Render the material below as a Markdown table with two columns, Row and Material line, with one numbered row per line and blank lines skipped. Leave the pictures out.

[Start of Working data]

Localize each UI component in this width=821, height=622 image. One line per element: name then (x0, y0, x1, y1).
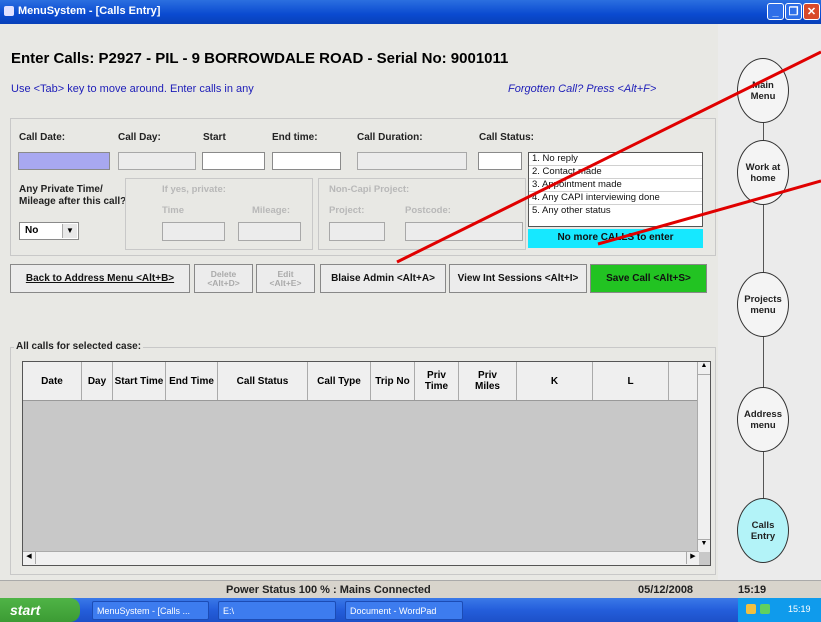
system-tray: 15:19 (738, 598, 821, 622)
task-explorer[interactable]: E:\ (218, 601, 336, 620)
power-status: Power Status 100 % : Mains Connected (226, 584, 431, 596)
task-label: E:\ (223, 606, 235, 616)
status-bar: Power Status 100 % : Mains Connected 05/… (0, 580, 821, 599)
task-label: MenuSystem - [Calls ... (97, 606, 191, 616)
status-time: 15:19 (738, 584, 767, 596)
annotation-line (597, 179, 821, 246)
status-date: 05/12/2008 (638, 584, 694, 596)
annotation-line (396, 50, 821, 264)
start-button[interactable]: start (0, 598, 80, 622)
annotation-overlay (396, 50, 821, 264)
task-wordpad[interactable]: Document - WordPad (345, 601, 463, 620)
tray-icon[interactable] (746, 604, 756, 614)
clock: 15:19 (788, 604, 811, 614)
tray-icon[interactable] (760, 604, 770, 614)
start-label: start (10, 602, 41, 618)
task-menusystem[interactable]: MenuSystem - [Calls ... (92, 601, 209, 620)
task-label: Document - WordPad (350, 606, 437, 616)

[End of Working data]

Correct output
| Row | Material line |
|---|---|
| 1 | Localize each UI component in this width=821, height=622 image. One line per element: name then (x0, y0, x1, y1). |
| 2 | system-tray: 15:19 (738, 598, 821, 622) |
| 3 | task-explorer[interactable]: E:\ (218, 601, 336, 620) |
| 4 | power-status: Power Status 100 % : Mains Connected (226, 584, 431, 596) |
| 5 | task-label: E:\ (223, 606, 235, 616) |
| 6 | status-bar: Power Status 100 % : Mains Connected 05/… (0, 580, 821, 599) |
| 7 | task-label: MenuSystem - [Calls ... (97, 606, 191, 616) |
| 8 | status-time: 15:19 (738, 584, 767, 596) |
| 9 | annotation-line (597, 179, 821, 246) |
| 10 | status-date: 05/12/2008 (638, 584, 694, 596) |
| 11 | annotation-line (396, 50, 821, 264) |
| 12 | start-button[interactable]: start (0, 598, 80, 622) |
| 13 | annotation-overlay (396, 50, 821, 264) |
| 14 | task-wordpad[interactable]: Document - WordPad (345, 601, 463, 620) |
| 15 | tray-icon[interactable] (746, 604, 756, 614) |
| 16 | clock: 15:19 (788, 604, 811, 614) |
| 17 | tray-icon[interactable] (760, 604, 770, 614) |
| 18 | start-label: start (10, 602, 41, 618) |
| 19 | task-menusystem[interactable]: MenuSystem - [Calls ... (92, 601, 209, 620) |
| 20 | task-label: Document - WordPad (350, 606, 437, 616) |